* [GIVEN REQUEST] Repeat every record below exactly, leaving out the pictures.

· · · ·

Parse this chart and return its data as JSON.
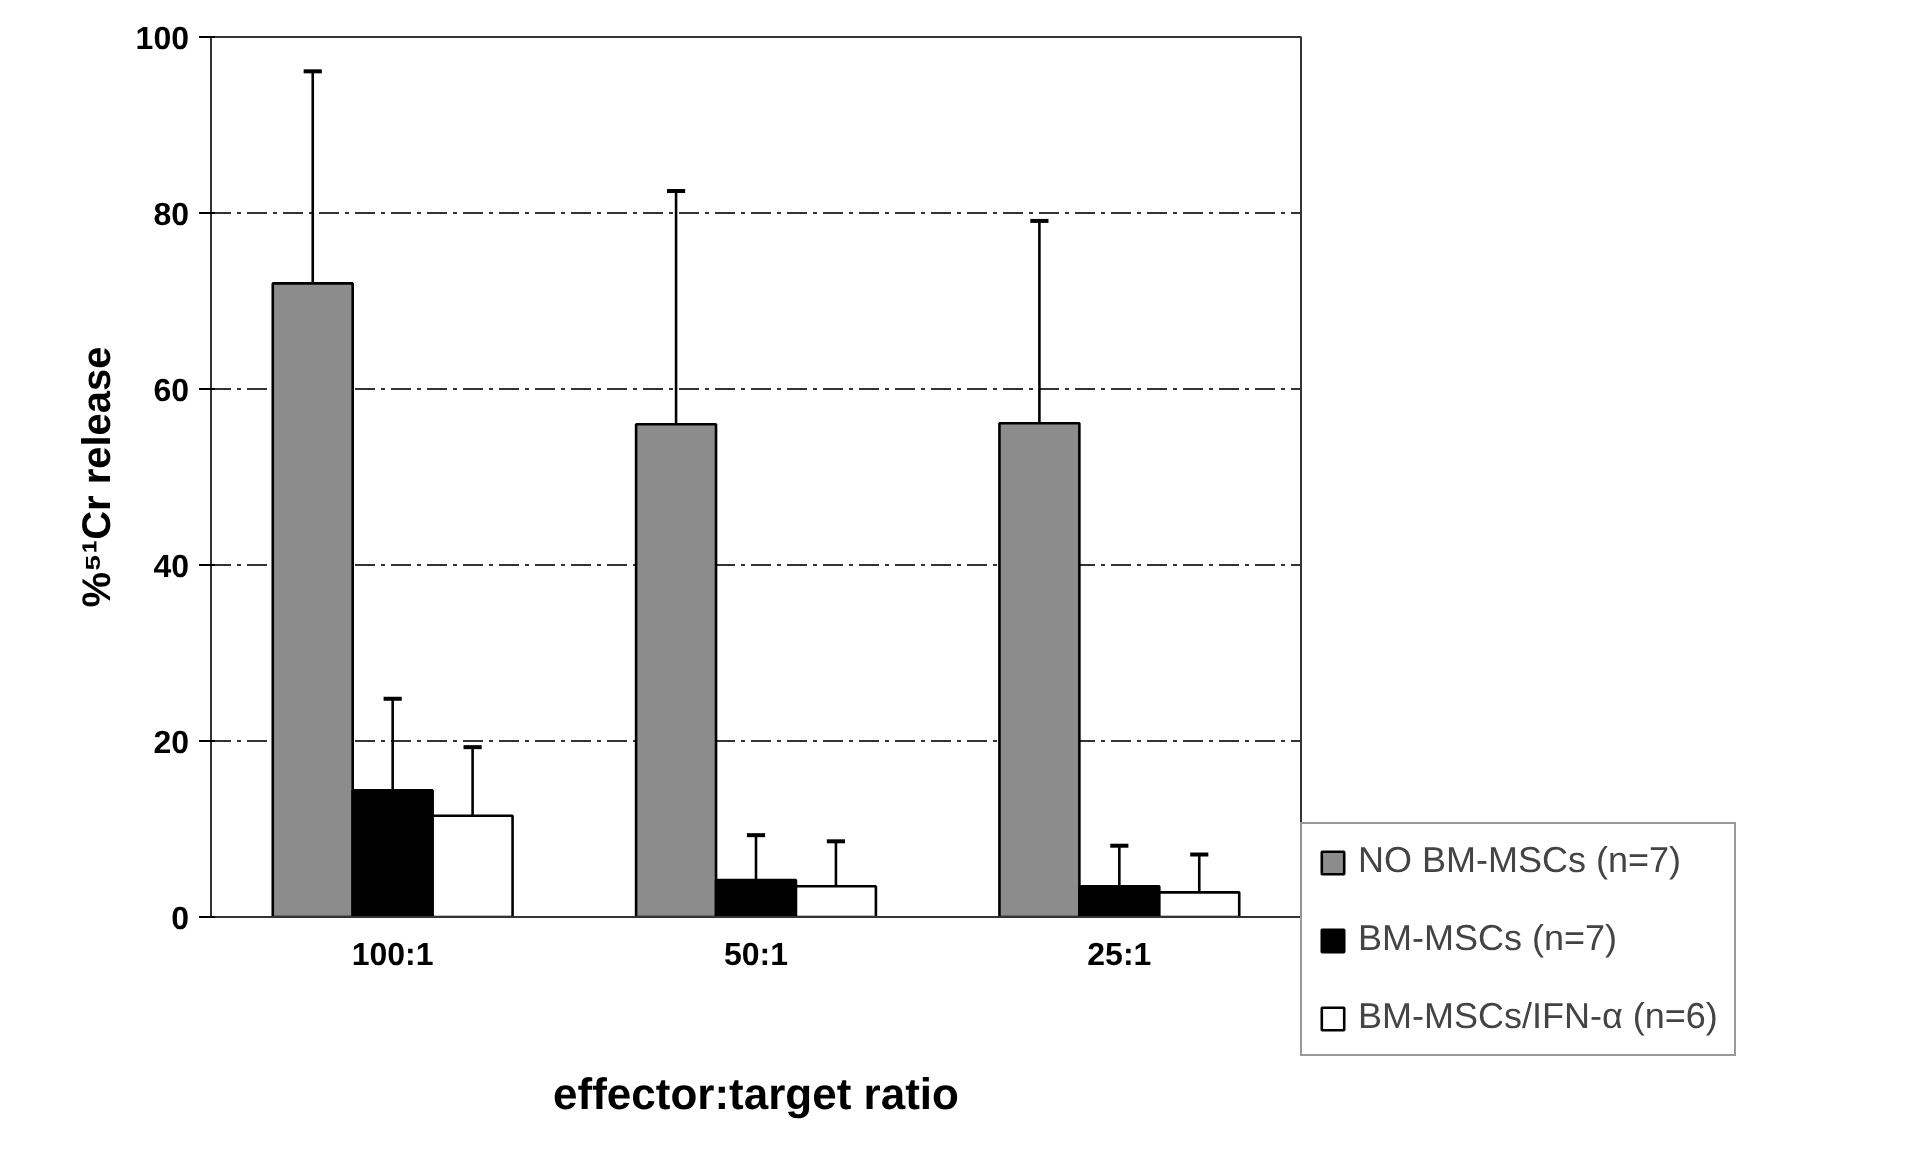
{
  "chart_data": {
    "type": "bar",
    "xlabel": "effector:target ratio",
    "ylabel": "%⁵¹Cr release",
    "categories": [
      "100:1",
      "50:1",
      "25:1"
    ],
    "ylim": [
      0,
      100
    ],
    "yticks": [
      0,
      20,
      40,
      60,
      80,
      100
    ],
    "grid": "y",
    "legend": "right",
    "series": [
      {
        "name": "NO BM-MSCs (n=7)",
        "color": "#8c8c8c",
        "values": [
          72,
          56,
          56.1
        ],
        "errors": [
          [
            72,
            96.1
          ],
          [
            56,
            82.5
          ],
          [
            56.1,
            79.1
          ]
        ]
      },
      {
        "name": "BM-MSCs (n=7)",
        "color": "#000000",
        "values": [
          14.4,
          4.2,
          3.5
        ],
        "errors": [
          [
            14.4,
            24.8
          ],
          [
            4.2,
            9.3
          ],
          [
            3.5,
            8.1
          ]
        ]
      },
      {
        "name": "BM-MSCs/IFN-α (n=6)",
        "color": "#ffffff",
        "values": [
          11.5,
          3.5,
          2.8
        ],
        "errors": [
          [
            11.5,
            19.3
          ],
          [
            3.5,
            8.6
          ],
          [
            2.8,
            7.1
          ]
        ]
      }
    ]
  }
}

· · · ·

* [CORRECT RESPONSE]
Parse this chart and return its data as JSON.
{
  "chart_data": {
    "type": "bar",
    "xlabel": "effector:target ratio",
    "ylabel": "%⁵¹Cr release",
    "categories": [
      "100:1",
      "50:1",
      "25:1"
    ],
    "ylim": [
      0,
      100
    ],
    "yticks": [
      0,
      20,
      40,
      60,
      80,
      100
    ],
    "grid": "y",
    "legend": "right",
    "series": [
      {
        "name": "NO BM-MSCs (n=7)",
        "color": "#8c8c8c",
        "values": [
          72,
          56,
          56.1
        ],
        "errors": [
          [
            72,
            96.1
          ],
          [
            56,
            82.5
          ],
          [
            56.1,
            79.1
          ]
        ]
      },
      {
        "name": "BM-MSCs (n=7)",
        "color": "#000000",
        "values": [
          14.4,
          4.2,
          3.5
        ],
        "errors": [
          [
            14.4,
            24.8
          ],
          [
            4.2,
            9.3
          ],
          [
            3.5,
            8.1
          ]
        ]
      },
      {
        "name": "BM-MSCs/IFN-α (n=6)",
        "color": "#ffffff",
        "values": [
          11.5,
          3.5,
          2.8
        ],
        "errors": [
          [
            11.5,
            19.3
          ],
          [
            3.5,
            8.6
          ],
          [
            2.8,
            7.1
          ]
        ]
      }
    ]
  }
}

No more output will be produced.